> _SELECTED TEXT_:
Smart driving licence jam to ease

The bottleneck in distribution of smart driving licences is likely to ease as a new vendor of Bangladesh Road Transport Authority starts the distribution process today.
Chennai-based Madras Security Printers Ltd will begin by taking finger prints of the licence seekers in four districts and will start providing the cards in a few days, officials said.
After the four districts, finger prints would be taken at the seven divisional headquarters and then at the three BRTA offices in the capital, they added.
Over eight lakh licence seekers have already given their finger prints and done other formalities. But very few are getting the smart licence card due to supply shortages, sources said.
The licence seekers were provided with a temporary licence, but many, especially those willing to be enlisted with the BRTA as ride-hailing service providers, allege that they were facing problems with the interim licences.

> _PROVIDED DATA_:

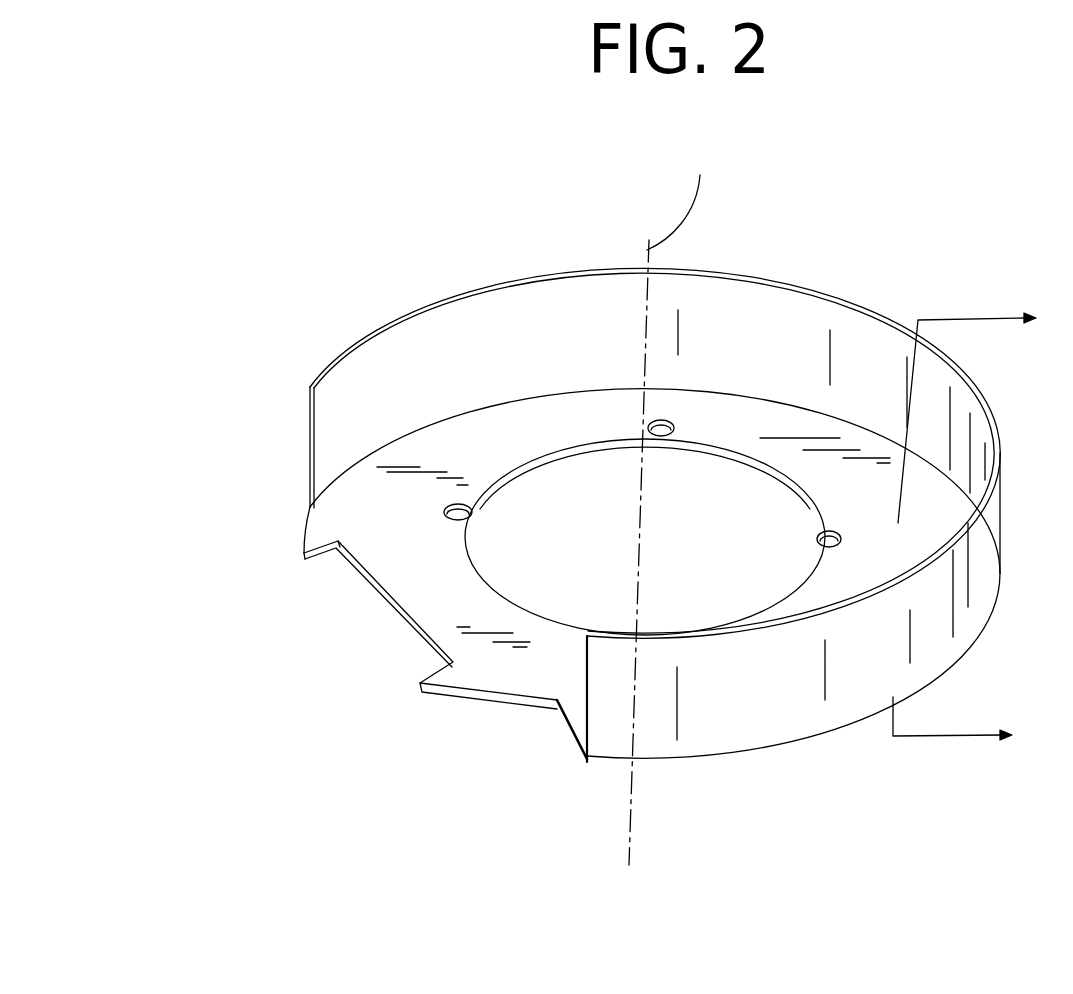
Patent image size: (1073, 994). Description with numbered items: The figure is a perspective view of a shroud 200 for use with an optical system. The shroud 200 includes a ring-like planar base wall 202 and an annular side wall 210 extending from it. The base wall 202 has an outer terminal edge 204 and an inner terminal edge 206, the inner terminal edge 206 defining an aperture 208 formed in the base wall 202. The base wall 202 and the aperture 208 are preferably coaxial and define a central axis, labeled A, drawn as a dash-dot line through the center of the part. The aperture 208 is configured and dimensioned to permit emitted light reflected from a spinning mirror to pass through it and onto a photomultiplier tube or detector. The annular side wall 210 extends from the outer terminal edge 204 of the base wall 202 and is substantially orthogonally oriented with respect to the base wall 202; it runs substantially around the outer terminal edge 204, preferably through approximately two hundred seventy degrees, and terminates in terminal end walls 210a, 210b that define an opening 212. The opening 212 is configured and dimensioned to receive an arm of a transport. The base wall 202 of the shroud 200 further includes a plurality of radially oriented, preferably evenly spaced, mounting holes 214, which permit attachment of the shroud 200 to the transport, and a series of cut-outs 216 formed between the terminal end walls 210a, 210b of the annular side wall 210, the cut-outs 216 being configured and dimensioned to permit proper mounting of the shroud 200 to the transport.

> _TASK GOAL_:
Write out the whole article on the smart driving licence backlog word for word. The listing comes from a separate source.

> _ANSWER TO THIS PROBLEM_:
Smart driving licence jam to ease

The bottleneck in distribution of smart driving licences is likely to ease as a new vendor of Bangladesh Road Transport Authority starts the distribution process today.
Chennai-based Madras Security Printers Ltd will begin by taking finger prints of the licence seekers in four districts and will start providing the cards in a few days, officials said.
After the four districts, finger prints would be taken at the seven divisional headquarters and then at the three BRTA offices in the capital, they added.
Over eight lakh licence seekers have already given their finger prints and done other formalities. But very few are getting the smart licence card due to supply shortages, sources said.
The licence seekers were provided with a temporary licence, but many, especially those willing to be enlisted with the BRTA as ride-hailing service providers, allege that they were facing problems with the interim licences.